-- START LISTED RECORDS --

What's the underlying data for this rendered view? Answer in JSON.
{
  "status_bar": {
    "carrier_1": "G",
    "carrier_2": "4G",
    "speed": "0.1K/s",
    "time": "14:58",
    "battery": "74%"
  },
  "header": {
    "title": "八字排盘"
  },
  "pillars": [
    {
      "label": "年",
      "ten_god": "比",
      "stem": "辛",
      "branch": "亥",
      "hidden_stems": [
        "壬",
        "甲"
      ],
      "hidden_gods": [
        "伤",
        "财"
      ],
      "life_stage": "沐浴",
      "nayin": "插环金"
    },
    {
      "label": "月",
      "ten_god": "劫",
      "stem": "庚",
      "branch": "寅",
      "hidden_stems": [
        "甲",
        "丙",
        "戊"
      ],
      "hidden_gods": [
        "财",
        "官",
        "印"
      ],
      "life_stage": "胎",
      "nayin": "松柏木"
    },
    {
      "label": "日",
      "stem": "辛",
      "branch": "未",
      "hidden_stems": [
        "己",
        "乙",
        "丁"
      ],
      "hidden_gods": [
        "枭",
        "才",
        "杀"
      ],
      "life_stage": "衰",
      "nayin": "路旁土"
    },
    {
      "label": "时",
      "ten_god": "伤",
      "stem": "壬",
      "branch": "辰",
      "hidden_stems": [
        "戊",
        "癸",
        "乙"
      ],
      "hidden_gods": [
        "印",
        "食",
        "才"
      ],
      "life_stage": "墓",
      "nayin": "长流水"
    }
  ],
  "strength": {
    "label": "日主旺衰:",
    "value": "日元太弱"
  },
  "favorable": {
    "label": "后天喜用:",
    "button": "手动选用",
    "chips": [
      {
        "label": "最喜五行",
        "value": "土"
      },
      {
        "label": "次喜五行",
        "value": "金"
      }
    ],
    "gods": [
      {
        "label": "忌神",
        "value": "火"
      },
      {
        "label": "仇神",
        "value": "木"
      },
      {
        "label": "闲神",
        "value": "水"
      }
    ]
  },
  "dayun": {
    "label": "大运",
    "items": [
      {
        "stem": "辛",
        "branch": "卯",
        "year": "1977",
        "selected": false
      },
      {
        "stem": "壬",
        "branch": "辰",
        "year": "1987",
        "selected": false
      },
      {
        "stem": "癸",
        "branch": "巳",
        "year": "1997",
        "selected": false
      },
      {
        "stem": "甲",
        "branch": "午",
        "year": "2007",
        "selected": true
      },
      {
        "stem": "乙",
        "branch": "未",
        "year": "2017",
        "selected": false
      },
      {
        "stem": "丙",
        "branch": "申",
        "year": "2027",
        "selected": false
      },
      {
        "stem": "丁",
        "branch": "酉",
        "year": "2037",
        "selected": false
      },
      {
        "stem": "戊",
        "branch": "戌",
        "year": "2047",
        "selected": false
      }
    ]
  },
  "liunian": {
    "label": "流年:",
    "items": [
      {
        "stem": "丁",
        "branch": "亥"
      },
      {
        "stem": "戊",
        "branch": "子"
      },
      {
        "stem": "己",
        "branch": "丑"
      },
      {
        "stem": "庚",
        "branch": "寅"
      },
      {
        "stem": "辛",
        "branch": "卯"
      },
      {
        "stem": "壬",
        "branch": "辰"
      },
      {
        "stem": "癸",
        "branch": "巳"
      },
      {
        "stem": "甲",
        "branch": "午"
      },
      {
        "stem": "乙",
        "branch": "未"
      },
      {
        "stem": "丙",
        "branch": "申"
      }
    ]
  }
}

-- END LISTED RECORDS --

▸ **AIM OF THE EXERCISE**:
Copy all the records above exactly, missing none.

▸ **WRITTEN REPLY**:
What's the underlying data for this rendered view? Answer in JSON.
{
  "status_bar": {
    "carrier_1": "G",
    "carrier_2": "4G",
    "speed": "0.1K/s",
    "time": "14:58",
    "battery": "74%"
  },
  "header": {
    "title": "八字排盘"
  },
  "pillars": [
    {
      "label": "年",
      "ten_god": "比",
      "stem": "辛",
      "branch": "亥",
      "hidden_stems": [
        "壬",
        "甲"
      ],
      "hidden_gods": [
        "伤",
        "财"
      ],
      "life_stage": "沐浴",
      "nayin": "插环金"
    },
    {
      "label": "月",
      "ten_god": "劫",
      "stem": "庚",
      "branch": "寅",
      "hidden_stems": [
        "甲",
        "丙",
        "戊"
      ],
      "hidden_gods": [
        "财",
        "官",
        "印"
      ],
      "life_stage": "胎",
      "nayin": "松柏木"
    },
    {
      "label": "日",
      "stem": "辛",
      "branch": "未",
      "hidden_stems": [
        "己",
        "乙",
        "丁"
      ],
      "hidden_gods": [
        "枭",
        "才",
        "杀"
      ],
      "life_stage": "衰",
      "nayin": "路旁土"
    },
    {
      "label": "时",
      "ten_god": "伤",
      "stem": "壬",
      "branch": "辰",
      "hidden_stems": [
        "戊",
        "癸",
        "乙"
      ],
      "hidden_gods": [
        "印",
        "食",
        "才"
      ],
      "life_stage": "墓",
      "nayin": "长流水"
    }
  ],
  "strength": {
    "label": "日主旺衰:",
    "value": "日元太弱"
  },
  "favorable": {
    "label": "后天喜用:",
    "button": "手动选用",
    "chips": [
      {
        "label": "最喜五行",
        "value": "土"
      },
      {
        "label": "次喜五行",
        "value": "金"
      }
    ],
    "gods": [
      {
        "label": "忌神",
        "value": "火"
      },
      {
        "label": "仇神",
        "value": "木"
      },
      {
        "label": "闲神",
        "value": "水"
      }
    ]
  },
  "dayun": {
    "label": "大运",
    "items": [
      {
        "stem": "辛",
        "branch": "卯",
        "year": "1977",
        "selected": false
      },
      {
        "stem": "壬",
        "branch": "辰",
        "year": "1987",
        "selected": false
      },
      {
        "stem": "癸",
        "branch": "巳",
        "year": "1997",
        "selected": false
      },
      {
        "stem": "甲",
        "branch": "午",
        "year": "2007",
        "selected": true
      },
      {
        "stem": "乙",
        "branch": "未",
        "year": "2017",
        "selected": false
      },
      {
        "stem": "丙",
        "branch": "申",
        "year": "2027",
        "selected": false
      },
      {
        "stem": "丁",
        "branch": "酉",
        "year": "2037",
        "selected": false
      },
      {
        "stem": "戊",
        "branch": "戌",
        "year": "2047",
        "selected": false
      }
    ]
  },
  "liunian": {
    "label": "流年:",
    "items": [
      {
        "stem": "丁",
        "branch": "亥"
      },
      {
        "stem": "戊",
        "branch": "子"
      },
      {
        "stem": "己",
        "branch": "丑"
      },
      {
        "stem": "庚",
        "branch": "寅"
      },
      {
        "stem": "辛",
        "branch": "卯"
      },
      {
        "stem": "壬",
        "branch": "辰"
      },
      {
        "stem": "癸",
        "branch": "巳"
      },
      {
        "stem": "甲",
        "branch": "午"
      },
      {
        "stem": "乙",
        "branch": "未"
      },
      {
        "stem": "丙",
        "branch": "申"
      }
    ]
  }
}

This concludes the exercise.